### The problem
Copy the material below word for word, starting from its first line and stopping after the line that contains "reactions-bar[interactable]: 3: [656, 208, 1010, 247]", which is included.

### Information provided
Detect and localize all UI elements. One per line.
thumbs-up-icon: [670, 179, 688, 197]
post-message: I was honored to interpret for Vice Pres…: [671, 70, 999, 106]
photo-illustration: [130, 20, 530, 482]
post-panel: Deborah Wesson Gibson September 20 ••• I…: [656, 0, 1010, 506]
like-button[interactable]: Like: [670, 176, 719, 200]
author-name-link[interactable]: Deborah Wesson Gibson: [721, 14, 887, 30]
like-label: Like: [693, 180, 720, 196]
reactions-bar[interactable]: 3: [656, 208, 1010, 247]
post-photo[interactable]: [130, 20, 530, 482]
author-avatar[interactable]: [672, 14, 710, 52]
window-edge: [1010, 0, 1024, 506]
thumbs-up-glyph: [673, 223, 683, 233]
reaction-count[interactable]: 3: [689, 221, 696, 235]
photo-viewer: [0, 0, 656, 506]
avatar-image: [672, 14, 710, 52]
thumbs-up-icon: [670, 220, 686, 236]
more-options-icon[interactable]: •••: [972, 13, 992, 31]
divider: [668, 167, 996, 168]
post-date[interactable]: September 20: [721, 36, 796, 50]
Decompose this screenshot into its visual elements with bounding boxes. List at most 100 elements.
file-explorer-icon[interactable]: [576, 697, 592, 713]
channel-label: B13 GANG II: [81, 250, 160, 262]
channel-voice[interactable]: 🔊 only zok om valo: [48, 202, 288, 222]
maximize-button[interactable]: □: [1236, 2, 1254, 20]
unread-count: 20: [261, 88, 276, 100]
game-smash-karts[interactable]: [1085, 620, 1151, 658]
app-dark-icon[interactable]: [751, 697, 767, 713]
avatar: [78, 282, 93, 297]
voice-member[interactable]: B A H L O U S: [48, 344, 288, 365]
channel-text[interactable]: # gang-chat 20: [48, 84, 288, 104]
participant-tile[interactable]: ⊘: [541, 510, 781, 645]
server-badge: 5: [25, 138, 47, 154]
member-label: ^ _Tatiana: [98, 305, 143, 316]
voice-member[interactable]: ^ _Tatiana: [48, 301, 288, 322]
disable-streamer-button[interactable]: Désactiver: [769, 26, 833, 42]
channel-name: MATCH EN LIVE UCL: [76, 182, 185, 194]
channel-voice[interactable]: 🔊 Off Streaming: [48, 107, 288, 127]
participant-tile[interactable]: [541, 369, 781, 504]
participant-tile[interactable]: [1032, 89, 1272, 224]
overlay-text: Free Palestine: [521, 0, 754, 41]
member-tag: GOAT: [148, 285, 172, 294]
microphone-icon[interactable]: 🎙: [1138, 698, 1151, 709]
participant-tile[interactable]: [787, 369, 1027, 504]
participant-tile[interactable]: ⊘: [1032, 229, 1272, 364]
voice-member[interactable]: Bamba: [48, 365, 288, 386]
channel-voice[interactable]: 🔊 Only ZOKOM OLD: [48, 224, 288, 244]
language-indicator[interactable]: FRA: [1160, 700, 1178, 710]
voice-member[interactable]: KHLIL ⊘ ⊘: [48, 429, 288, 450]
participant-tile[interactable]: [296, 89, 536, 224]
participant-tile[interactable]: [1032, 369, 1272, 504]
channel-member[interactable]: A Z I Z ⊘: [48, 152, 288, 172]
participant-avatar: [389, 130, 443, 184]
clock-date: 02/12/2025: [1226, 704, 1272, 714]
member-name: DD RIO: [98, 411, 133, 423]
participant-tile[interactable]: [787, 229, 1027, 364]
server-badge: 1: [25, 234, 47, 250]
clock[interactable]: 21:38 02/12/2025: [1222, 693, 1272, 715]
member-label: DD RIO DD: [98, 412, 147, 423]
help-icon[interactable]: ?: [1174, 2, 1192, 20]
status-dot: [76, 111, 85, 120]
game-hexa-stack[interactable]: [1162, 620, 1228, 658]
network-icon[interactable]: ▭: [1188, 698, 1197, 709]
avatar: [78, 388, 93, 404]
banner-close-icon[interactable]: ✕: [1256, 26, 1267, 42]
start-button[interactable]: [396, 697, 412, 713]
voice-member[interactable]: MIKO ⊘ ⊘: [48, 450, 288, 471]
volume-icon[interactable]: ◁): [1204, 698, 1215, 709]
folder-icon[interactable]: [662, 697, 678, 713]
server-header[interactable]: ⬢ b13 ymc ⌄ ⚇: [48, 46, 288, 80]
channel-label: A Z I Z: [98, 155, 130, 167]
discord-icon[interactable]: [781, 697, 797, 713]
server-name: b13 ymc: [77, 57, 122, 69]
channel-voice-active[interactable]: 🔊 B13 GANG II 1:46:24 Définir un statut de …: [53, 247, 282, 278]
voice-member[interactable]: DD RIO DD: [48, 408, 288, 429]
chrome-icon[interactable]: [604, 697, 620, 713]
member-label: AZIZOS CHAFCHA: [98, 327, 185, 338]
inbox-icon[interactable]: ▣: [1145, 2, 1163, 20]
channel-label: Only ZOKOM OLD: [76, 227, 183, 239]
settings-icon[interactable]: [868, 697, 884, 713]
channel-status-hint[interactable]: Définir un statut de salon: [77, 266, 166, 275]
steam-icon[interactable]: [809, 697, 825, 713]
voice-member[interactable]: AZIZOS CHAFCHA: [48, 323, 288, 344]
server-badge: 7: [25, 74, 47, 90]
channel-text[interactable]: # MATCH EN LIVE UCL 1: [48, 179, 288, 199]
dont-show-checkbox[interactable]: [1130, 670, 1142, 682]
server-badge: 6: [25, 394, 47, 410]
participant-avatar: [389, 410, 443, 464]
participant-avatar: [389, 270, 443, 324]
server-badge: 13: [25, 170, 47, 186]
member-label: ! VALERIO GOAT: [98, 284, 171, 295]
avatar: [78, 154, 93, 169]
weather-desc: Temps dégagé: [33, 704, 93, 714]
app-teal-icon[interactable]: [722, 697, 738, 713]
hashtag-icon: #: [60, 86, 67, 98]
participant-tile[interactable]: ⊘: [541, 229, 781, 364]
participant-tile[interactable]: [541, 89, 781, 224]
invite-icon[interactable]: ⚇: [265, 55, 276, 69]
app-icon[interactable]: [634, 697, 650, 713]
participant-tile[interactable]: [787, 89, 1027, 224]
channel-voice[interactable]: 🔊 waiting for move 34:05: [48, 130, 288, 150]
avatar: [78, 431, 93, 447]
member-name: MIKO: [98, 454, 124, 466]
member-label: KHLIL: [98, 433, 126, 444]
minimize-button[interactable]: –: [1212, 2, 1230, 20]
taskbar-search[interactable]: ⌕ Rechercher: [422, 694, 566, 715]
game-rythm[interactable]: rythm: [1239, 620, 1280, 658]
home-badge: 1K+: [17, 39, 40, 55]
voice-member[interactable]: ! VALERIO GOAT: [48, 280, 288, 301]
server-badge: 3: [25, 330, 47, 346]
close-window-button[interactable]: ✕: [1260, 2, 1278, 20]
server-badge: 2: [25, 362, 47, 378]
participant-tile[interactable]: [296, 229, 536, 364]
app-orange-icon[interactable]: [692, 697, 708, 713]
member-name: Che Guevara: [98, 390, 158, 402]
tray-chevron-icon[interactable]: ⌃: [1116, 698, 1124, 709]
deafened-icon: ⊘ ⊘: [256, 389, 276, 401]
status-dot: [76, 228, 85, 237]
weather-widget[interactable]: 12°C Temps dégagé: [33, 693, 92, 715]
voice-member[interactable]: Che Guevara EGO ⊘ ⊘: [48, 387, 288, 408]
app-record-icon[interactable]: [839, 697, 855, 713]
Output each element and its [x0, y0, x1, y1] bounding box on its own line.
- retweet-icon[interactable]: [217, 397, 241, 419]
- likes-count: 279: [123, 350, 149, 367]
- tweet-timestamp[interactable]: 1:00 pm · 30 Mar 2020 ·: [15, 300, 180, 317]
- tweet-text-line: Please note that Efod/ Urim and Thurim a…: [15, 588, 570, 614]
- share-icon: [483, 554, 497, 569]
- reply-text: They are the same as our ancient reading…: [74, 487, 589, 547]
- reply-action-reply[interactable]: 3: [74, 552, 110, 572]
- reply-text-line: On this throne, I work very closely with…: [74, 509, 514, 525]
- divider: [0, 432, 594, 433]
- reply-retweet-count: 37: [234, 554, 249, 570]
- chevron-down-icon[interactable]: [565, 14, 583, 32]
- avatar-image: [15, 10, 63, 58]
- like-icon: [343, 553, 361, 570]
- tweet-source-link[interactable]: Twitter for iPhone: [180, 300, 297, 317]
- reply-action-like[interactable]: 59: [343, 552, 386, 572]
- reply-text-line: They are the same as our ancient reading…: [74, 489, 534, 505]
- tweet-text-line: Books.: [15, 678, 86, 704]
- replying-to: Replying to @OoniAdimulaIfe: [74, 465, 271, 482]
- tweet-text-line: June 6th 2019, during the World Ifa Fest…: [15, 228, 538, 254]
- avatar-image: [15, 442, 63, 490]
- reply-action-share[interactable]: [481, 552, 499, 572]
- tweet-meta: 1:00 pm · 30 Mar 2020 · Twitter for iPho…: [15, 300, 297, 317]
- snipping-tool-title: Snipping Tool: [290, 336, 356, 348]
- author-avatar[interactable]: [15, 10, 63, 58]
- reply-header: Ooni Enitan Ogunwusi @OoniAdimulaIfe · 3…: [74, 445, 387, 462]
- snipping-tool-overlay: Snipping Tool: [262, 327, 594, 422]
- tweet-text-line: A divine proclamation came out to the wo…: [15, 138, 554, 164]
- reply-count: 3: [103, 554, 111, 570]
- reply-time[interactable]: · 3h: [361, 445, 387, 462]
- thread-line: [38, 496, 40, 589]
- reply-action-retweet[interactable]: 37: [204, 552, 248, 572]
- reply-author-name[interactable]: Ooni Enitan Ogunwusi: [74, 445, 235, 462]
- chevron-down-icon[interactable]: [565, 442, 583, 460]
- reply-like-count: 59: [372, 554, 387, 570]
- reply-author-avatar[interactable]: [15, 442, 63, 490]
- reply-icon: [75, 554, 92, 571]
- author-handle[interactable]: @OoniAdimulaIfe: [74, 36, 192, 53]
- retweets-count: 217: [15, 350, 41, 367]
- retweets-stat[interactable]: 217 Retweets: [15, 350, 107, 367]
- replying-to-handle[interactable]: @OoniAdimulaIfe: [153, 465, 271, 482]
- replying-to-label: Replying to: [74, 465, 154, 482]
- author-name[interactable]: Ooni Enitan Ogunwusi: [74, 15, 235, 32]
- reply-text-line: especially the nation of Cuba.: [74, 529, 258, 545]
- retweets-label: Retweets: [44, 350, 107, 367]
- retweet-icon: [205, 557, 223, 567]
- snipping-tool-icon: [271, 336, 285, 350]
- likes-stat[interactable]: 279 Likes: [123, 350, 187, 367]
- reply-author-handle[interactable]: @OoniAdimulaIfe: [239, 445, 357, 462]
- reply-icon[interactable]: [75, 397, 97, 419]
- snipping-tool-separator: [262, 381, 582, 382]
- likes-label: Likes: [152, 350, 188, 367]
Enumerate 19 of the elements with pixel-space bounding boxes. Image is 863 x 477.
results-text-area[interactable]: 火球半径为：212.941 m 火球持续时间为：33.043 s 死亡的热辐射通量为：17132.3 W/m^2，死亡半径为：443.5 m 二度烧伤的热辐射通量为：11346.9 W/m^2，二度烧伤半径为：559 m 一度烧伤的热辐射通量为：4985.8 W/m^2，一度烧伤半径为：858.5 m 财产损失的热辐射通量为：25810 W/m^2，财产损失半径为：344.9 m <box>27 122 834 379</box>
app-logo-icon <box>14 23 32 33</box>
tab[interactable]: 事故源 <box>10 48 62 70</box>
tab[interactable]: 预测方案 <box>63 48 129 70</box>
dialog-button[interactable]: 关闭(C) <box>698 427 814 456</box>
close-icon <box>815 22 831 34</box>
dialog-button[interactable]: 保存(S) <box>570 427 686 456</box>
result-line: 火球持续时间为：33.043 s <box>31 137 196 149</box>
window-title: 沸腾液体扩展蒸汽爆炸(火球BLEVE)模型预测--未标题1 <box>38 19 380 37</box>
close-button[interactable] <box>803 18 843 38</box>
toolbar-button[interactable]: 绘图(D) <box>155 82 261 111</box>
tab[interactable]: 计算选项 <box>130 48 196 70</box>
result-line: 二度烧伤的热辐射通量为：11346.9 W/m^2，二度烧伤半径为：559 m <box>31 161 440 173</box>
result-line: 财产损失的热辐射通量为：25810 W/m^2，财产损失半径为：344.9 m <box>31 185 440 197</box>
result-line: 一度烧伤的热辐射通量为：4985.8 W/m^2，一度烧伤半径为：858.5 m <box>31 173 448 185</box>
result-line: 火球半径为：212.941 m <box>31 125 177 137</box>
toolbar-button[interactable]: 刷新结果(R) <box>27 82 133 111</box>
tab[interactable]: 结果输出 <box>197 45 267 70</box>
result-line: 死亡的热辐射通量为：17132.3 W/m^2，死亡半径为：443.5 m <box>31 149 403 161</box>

### Reply
Detect and localize all UI elements. One per line.
thumbs-up-icon: [670, 179, 688, 197]
post-message: I was honored to interpret for Vice Pres…: [671, 70, 999, 106]
photo-illustration: [130, 20, 530, 482]
post-panel: Deborah Wesson Gibson September 20 ••• I…: [656, 0, 1010, 506]
like-button[interactable]: Like: [670, 176, 719, 200]
author-name-link[interactable]: Deborah Wesson Gibson: [721, 14, 887, 30]
like-label: Like: [693, 180, 720, 196]
reactions-bar[interactable]: 3: [656, 208, 1010, 247]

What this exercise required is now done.